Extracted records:
'''
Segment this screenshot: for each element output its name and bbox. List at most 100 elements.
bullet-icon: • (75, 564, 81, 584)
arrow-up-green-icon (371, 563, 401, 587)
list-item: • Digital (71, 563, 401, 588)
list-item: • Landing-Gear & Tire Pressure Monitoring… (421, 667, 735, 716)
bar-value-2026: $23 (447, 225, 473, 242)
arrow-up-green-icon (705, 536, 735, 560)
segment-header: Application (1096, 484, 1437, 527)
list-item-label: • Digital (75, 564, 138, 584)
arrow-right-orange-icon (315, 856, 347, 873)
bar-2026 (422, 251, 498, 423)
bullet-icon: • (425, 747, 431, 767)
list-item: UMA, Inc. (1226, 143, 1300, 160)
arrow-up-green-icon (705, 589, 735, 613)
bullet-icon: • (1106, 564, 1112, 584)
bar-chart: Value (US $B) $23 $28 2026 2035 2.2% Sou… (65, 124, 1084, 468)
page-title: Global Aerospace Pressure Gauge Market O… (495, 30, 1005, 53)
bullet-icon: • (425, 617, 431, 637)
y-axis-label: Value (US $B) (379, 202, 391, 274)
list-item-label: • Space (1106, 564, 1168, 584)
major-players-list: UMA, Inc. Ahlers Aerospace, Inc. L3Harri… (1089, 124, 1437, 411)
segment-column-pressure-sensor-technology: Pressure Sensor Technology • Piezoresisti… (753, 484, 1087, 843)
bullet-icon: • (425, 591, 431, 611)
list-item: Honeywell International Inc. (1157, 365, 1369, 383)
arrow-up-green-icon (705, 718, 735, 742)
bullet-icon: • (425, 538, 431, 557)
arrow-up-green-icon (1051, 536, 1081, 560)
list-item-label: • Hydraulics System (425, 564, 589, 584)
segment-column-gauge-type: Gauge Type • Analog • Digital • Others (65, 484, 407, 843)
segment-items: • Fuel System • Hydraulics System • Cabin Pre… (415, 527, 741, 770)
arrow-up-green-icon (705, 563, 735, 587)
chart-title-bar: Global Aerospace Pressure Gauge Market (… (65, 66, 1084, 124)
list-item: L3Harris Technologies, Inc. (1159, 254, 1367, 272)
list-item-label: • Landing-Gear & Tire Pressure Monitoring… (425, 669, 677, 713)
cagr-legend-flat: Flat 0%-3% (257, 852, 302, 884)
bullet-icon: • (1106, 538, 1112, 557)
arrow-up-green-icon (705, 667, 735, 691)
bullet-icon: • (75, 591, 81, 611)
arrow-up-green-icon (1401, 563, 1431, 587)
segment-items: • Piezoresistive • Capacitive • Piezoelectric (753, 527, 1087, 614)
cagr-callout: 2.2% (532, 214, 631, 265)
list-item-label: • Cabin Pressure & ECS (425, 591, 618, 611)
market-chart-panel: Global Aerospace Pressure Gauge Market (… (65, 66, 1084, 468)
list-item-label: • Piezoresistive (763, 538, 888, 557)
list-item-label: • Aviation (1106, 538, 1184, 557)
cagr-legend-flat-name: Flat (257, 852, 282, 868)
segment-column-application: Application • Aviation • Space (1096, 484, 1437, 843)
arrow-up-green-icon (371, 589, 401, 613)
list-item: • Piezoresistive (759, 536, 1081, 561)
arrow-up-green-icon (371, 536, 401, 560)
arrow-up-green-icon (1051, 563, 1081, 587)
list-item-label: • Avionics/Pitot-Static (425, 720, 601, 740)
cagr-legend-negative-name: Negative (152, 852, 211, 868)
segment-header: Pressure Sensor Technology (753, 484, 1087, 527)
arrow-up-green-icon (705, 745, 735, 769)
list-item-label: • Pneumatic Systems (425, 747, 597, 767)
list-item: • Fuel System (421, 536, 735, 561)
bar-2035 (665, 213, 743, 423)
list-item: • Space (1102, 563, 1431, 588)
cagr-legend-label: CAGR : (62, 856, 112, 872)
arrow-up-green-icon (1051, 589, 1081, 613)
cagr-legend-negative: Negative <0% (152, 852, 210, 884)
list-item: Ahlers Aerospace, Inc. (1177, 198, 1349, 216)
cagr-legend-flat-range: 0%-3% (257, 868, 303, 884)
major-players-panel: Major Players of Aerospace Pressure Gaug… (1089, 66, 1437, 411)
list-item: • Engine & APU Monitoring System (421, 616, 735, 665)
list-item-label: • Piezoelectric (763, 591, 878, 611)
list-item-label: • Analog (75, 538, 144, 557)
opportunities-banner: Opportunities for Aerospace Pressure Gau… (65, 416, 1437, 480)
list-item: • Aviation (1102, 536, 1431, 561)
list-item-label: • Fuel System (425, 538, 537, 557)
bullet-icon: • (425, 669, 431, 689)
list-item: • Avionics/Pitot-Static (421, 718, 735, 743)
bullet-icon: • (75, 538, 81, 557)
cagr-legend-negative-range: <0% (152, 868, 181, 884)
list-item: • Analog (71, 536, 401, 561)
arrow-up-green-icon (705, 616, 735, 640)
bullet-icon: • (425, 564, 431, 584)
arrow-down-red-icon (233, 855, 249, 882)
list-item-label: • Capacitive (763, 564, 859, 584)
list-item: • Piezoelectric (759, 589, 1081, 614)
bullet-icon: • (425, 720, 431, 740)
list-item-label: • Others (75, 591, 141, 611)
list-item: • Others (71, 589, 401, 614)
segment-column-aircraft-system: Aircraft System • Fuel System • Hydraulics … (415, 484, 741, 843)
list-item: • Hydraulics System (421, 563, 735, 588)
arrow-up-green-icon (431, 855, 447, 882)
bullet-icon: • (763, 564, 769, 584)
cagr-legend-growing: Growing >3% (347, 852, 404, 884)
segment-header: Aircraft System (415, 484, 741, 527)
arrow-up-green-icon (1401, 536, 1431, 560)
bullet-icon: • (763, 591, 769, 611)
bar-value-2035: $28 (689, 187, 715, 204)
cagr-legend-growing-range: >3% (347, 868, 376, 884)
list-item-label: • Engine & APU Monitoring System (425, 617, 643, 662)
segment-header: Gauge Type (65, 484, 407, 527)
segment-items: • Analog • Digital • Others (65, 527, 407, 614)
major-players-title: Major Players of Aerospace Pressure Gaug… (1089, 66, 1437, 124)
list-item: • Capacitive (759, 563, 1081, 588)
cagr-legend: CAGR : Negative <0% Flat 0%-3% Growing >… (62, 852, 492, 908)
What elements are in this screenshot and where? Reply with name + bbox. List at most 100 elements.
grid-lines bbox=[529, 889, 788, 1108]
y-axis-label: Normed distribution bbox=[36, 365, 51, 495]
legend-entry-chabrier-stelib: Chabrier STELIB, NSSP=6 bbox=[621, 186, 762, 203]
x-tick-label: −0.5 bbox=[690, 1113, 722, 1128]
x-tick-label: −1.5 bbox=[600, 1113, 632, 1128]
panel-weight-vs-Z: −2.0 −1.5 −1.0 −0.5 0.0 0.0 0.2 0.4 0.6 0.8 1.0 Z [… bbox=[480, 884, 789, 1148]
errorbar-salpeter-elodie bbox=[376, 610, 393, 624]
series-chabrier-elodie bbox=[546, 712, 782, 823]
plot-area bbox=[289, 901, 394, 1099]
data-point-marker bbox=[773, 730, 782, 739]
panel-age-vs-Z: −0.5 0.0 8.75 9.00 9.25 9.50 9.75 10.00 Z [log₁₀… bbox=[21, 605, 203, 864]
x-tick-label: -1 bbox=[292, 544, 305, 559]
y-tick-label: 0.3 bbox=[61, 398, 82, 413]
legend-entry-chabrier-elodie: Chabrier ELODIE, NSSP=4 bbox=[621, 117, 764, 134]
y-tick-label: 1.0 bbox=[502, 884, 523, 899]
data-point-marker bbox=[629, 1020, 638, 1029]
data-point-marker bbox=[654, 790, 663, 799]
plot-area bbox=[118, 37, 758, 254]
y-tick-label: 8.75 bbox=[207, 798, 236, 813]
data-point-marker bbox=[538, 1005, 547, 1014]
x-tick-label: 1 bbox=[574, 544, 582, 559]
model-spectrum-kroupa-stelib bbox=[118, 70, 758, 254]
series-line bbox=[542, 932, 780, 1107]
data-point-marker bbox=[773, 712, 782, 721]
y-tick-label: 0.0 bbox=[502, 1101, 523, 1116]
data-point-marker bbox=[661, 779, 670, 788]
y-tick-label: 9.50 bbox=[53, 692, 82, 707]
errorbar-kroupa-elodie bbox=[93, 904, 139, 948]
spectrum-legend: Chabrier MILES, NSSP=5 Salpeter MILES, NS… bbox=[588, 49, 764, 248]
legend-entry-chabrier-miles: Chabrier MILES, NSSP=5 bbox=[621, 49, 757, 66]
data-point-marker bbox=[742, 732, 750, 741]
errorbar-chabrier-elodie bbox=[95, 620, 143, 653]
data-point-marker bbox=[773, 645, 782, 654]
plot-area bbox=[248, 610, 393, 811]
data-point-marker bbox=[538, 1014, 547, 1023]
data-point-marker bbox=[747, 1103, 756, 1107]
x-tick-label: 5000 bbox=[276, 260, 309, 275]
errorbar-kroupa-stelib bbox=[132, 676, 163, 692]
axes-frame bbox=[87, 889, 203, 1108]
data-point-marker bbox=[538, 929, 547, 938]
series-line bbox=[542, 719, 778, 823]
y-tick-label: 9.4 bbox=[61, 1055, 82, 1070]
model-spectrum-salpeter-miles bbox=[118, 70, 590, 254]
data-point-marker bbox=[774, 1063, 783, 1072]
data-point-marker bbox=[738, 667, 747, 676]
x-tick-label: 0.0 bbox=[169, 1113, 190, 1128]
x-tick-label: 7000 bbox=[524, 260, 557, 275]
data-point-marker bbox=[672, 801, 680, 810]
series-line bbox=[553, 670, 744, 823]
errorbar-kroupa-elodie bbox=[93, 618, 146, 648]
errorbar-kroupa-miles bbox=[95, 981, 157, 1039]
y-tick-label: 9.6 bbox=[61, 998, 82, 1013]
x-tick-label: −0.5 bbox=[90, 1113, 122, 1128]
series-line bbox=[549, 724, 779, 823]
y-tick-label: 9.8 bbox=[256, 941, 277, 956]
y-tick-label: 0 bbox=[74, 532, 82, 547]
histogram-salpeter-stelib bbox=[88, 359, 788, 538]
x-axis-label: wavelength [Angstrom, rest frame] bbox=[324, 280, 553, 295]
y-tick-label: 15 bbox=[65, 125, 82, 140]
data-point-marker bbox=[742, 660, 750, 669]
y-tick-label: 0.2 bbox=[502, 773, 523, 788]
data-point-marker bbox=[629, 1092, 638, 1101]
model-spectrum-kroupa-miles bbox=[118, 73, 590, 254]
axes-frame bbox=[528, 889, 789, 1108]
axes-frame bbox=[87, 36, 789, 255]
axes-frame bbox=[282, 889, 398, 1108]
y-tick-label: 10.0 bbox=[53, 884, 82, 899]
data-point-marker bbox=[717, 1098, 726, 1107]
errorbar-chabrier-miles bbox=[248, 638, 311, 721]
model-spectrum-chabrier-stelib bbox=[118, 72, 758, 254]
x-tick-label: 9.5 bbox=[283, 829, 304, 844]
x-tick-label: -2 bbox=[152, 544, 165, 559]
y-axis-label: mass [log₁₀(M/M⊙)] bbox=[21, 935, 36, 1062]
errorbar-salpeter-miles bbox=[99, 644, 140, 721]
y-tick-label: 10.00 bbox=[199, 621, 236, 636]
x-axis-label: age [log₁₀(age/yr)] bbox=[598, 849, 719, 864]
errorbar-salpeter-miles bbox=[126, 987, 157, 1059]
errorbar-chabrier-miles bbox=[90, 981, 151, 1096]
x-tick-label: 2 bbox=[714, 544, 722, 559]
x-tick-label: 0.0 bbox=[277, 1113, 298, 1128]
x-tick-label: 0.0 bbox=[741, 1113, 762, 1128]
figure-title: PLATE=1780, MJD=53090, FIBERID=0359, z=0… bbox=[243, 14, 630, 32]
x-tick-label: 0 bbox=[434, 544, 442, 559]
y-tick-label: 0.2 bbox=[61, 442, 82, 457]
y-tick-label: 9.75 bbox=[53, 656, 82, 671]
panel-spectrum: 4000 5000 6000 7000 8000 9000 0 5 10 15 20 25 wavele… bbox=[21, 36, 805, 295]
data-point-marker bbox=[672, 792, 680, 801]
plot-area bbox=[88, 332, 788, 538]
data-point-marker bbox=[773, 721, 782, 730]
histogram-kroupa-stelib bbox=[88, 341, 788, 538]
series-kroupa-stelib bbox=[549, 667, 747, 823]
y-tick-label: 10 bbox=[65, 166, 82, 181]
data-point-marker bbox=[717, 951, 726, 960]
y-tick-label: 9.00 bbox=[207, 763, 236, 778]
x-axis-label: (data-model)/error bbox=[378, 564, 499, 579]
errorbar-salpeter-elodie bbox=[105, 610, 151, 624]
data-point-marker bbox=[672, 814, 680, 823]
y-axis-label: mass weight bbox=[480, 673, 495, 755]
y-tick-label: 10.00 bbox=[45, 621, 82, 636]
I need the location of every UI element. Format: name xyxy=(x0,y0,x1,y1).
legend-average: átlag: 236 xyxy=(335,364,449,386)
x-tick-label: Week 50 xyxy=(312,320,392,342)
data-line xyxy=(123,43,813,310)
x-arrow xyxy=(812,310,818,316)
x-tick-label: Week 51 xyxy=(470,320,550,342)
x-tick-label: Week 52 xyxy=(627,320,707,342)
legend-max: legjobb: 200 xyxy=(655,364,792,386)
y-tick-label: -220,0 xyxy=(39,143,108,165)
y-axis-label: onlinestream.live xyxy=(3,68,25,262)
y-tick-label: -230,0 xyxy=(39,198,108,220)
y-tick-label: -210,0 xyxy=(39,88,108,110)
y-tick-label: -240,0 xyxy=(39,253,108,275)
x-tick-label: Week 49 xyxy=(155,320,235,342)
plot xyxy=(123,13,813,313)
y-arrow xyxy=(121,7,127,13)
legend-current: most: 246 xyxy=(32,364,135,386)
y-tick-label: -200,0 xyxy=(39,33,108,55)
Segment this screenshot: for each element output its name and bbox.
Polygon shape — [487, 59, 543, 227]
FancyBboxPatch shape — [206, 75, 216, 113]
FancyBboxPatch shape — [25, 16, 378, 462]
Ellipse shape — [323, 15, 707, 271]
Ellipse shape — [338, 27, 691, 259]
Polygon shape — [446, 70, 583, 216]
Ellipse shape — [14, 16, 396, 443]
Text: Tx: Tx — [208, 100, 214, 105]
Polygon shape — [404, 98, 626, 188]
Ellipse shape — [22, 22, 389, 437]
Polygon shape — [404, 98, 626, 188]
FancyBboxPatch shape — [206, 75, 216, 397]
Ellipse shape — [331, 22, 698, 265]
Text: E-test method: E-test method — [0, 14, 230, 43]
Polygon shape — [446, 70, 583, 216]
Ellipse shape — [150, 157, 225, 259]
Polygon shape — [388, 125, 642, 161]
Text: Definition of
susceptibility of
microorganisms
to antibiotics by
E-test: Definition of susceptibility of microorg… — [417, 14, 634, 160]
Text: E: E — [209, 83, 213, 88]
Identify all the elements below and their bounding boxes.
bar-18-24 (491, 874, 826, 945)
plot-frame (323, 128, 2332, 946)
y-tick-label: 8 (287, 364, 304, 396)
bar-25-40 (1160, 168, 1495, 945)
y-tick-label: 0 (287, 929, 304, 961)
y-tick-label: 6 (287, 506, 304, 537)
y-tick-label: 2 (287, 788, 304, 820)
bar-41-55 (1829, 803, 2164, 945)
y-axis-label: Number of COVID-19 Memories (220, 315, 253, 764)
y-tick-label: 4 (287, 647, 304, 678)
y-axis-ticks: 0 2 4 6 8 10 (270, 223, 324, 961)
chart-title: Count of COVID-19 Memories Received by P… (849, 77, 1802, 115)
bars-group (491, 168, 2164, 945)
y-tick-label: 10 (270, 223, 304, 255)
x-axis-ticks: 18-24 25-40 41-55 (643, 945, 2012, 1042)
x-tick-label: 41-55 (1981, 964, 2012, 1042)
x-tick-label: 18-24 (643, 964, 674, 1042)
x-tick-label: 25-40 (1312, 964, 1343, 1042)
'''
What to do:
Edit the stretch of lines from the first one through the line that contains "segment-items: • Fuel" so that every "bullet-icon" reads "bullet-marker", and return only those lines with nothing else changed.

Finished task:
Segment this screenshot: for each element output its name and bbox. List at most 100 elements.
bullet-marker: • (75, 564, 81, 584)
arrow-up-green-icon (371, 563, 401, 587)
list-item: • Digital (71, 563, 401, 588)
list-item: • Landing-Gear & Tire Pressure Monitoring… (421, 667, 735, 716)
bar-value-2026: $23 (447, 225, 473, 242)
arrow-up-green-icon (705, 536, 735, 560)
segment-header: Application (1096, 484, 1437, 527)
list-item-label: • Digital (75, 564, 138, 584)
arrow-right-orange-icon (315, 856, 347, 873)
bar-2026 (422, 251, 498, 423)
bullet-marker: • (425, 747, 431, 767)
list-item: UMA, Inc. (1226, 143, 1300, 160)
arrow-up-green-icon (705, 589, 735, 613)
bullet-marker: • (1106, 564, 1112, 584)
bar-chart: Value (US $B) $23 $28 2026 2035 2.2% Sou… (65, 124, 1084, 468)
page-title: Global Aerospace Pressure Gauge Market O… (495, 30, 1005, 53)
bullet-marker: • (425, 617, 431, 637)
y-axis-label: Value (US $B) (379, 202, 391, 274)
list-item-label: • Space (1106, 564, 1168, 584)
major-players-list: UMA, Inc. Ahlers Aerospace, Inc. L3Harri… (1089, 124, 1437, 411)
segment-column-pressure-sensor-technology: Pressure Sensor Technology • Piezoresisti… (753, 484, 1087, 843)
bullet-marker: • (425, 591, 431, 611)
list-item: Honeywell International Inc. (1157, 365, 1369, 383)
arrow-up-green-icon (705, 718, 735, 742)
bullet-marker: • (425, 538, 431, 557)
arrow-up-green-icon (1051, 536, 1081, 560)
list-item-label: • Hydraulics System (425, 564, 589, 584)
segment-column-gauge-type: Gauge Type • Analog • Digital • Others (65, 484, 407, 843)
segment-items: • Fuel System • Hydraulics System • Cabin Pre… (415, 527, 741, 770)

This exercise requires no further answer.